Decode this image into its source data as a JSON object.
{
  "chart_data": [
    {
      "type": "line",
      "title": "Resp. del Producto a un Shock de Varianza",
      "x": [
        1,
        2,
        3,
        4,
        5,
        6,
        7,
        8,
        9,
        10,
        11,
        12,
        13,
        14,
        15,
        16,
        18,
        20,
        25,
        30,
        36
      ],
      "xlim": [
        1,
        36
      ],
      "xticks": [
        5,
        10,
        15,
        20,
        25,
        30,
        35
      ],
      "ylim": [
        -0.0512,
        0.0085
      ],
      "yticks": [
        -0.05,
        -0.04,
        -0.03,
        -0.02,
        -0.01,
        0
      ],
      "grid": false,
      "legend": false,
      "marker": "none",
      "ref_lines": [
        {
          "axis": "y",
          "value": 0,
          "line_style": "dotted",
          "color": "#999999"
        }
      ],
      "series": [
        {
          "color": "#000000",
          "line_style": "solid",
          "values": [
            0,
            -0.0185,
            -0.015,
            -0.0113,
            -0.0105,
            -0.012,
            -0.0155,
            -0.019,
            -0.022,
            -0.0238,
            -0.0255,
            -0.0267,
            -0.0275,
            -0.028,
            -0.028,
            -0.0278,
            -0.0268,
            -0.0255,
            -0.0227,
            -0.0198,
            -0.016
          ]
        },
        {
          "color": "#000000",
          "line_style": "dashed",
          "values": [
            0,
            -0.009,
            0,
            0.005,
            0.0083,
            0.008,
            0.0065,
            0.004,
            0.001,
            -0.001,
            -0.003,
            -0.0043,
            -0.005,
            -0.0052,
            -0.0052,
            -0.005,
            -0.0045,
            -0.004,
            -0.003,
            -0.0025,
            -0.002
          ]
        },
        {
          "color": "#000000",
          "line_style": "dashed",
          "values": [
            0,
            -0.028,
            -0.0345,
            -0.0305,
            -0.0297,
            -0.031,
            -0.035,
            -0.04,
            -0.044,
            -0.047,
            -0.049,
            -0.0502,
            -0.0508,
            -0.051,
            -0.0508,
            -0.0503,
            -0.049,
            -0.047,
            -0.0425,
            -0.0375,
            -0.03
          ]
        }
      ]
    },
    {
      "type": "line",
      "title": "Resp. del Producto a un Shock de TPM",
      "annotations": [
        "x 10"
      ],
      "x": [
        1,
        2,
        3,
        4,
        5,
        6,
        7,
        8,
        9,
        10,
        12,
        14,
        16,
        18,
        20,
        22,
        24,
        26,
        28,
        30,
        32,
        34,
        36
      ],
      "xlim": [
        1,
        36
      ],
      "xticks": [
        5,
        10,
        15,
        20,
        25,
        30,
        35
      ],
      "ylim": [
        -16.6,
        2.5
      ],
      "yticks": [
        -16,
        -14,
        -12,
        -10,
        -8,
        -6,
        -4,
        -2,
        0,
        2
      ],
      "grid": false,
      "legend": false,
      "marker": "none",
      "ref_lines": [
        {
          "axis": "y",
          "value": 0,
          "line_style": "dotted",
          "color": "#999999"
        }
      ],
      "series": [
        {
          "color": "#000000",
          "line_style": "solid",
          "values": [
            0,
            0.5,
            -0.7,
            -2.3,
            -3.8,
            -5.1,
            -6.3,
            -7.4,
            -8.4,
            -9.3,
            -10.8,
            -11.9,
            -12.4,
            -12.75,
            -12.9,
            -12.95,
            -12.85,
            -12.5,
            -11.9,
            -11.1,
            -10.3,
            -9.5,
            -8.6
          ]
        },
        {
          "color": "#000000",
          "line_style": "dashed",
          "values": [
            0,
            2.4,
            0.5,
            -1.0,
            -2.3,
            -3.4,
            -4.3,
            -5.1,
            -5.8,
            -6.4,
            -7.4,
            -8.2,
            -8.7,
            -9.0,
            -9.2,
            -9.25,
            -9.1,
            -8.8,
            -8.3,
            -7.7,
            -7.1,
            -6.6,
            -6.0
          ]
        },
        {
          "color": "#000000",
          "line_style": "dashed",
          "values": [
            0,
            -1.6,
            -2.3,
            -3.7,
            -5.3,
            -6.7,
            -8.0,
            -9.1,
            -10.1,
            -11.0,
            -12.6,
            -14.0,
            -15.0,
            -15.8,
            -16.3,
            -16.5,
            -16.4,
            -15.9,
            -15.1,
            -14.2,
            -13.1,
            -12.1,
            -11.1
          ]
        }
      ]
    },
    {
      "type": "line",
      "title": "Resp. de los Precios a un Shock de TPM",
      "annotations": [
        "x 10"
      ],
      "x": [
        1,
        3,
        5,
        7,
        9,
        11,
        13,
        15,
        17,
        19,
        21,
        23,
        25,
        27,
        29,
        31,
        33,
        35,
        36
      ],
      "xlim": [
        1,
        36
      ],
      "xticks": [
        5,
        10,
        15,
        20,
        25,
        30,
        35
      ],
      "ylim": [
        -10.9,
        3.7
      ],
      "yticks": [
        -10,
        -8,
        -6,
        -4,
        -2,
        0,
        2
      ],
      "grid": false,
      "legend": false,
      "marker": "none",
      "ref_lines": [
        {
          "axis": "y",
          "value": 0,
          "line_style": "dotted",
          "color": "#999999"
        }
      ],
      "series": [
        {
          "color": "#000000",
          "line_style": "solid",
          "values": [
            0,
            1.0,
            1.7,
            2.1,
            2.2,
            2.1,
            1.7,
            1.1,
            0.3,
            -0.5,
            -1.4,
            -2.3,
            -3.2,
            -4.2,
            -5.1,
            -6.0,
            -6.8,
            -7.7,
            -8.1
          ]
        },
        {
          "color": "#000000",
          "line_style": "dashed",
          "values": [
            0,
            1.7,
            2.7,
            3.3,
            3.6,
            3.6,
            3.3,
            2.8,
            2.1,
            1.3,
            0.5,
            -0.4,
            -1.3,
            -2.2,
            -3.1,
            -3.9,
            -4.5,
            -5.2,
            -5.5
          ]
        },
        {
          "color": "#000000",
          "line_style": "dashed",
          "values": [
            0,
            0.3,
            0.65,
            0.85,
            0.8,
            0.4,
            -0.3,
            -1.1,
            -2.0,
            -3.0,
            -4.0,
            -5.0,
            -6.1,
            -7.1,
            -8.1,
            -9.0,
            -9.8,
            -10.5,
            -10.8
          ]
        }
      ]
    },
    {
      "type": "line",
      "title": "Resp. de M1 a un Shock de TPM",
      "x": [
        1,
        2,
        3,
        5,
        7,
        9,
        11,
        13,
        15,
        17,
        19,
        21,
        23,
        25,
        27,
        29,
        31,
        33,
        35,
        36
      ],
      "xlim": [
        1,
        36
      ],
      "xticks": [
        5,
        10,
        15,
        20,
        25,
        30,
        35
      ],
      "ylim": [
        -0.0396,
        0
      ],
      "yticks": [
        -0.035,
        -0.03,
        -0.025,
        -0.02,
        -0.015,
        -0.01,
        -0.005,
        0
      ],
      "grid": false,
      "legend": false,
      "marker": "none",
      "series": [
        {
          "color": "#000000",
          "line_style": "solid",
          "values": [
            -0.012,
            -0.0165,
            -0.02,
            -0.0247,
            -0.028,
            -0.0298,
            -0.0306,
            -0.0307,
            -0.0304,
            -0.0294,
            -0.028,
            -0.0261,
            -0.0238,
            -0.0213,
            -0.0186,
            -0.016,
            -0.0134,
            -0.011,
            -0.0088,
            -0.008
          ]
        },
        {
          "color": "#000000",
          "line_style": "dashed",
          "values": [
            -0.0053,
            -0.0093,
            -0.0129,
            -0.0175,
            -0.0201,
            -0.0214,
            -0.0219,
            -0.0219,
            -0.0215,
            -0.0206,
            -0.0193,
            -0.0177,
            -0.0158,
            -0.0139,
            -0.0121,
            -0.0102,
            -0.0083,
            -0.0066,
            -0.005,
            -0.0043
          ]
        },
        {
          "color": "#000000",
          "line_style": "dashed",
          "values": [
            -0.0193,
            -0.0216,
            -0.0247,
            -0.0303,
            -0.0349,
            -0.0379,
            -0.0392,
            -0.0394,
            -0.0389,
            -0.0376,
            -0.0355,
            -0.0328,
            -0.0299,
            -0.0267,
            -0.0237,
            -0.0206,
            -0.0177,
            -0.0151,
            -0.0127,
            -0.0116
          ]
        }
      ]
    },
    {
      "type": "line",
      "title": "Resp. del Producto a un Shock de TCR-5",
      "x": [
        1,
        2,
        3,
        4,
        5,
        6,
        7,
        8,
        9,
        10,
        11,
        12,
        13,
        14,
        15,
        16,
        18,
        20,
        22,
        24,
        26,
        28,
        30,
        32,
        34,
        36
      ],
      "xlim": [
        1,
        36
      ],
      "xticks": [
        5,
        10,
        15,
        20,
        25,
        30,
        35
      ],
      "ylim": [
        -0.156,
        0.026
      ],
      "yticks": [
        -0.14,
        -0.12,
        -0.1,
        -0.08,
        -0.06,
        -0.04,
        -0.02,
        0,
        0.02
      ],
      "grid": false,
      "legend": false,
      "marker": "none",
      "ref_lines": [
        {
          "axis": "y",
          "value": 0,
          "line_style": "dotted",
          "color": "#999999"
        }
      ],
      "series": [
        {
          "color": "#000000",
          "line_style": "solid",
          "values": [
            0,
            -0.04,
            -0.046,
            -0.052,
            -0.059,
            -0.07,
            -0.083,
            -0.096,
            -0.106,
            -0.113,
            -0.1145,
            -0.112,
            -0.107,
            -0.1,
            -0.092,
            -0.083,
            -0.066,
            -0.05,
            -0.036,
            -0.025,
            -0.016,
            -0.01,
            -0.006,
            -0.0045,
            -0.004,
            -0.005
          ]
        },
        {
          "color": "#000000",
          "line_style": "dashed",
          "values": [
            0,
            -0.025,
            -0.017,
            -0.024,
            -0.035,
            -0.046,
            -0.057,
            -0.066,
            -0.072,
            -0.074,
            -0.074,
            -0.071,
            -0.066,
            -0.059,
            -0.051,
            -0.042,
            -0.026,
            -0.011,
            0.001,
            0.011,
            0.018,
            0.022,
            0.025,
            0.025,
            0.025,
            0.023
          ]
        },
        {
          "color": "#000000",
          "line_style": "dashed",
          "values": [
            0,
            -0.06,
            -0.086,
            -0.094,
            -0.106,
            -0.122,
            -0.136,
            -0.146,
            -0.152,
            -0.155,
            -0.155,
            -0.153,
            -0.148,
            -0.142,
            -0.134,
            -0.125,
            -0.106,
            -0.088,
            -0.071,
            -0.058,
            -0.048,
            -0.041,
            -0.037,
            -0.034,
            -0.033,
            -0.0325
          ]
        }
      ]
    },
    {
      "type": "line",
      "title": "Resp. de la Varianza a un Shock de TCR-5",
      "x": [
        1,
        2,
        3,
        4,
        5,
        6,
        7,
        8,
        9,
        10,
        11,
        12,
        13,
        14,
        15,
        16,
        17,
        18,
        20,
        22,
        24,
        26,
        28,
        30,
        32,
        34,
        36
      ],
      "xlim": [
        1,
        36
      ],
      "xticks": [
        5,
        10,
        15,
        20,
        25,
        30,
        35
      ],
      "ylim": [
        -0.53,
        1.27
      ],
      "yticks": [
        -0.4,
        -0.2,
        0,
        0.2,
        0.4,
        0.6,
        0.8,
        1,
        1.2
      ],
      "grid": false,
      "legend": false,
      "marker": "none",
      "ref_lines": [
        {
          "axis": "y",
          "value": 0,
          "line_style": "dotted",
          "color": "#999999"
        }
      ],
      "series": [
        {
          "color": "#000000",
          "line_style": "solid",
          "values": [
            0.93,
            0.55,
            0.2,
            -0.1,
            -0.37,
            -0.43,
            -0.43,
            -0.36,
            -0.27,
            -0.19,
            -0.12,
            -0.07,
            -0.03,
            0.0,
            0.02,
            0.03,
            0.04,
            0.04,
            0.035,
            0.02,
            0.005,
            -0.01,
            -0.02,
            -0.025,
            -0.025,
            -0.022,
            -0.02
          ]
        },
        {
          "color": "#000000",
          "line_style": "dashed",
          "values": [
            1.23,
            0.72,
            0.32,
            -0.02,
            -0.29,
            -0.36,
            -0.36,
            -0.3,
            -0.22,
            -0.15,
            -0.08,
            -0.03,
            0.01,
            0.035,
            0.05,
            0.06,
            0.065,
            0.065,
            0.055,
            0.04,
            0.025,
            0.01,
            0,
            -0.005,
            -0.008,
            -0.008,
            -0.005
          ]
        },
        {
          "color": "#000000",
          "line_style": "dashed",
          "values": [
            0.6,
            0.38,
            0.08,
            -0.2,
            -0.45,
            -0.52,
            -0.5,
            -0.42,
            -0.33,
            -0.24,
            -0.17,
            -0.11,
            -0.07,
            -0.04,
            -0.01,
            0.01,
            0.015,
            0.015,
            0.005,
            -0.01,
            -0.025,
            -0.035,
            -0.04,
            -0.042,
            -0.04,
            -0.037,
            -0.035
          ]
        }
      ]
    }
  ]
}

----

→ To do
Set out every line from the material that contains the string "Varianza".

→ Written answer
      "title": "Resp. del Producto a un Shock de Varianza",
      "title": "Resp. de la Varianza a un Shock de TCR-5",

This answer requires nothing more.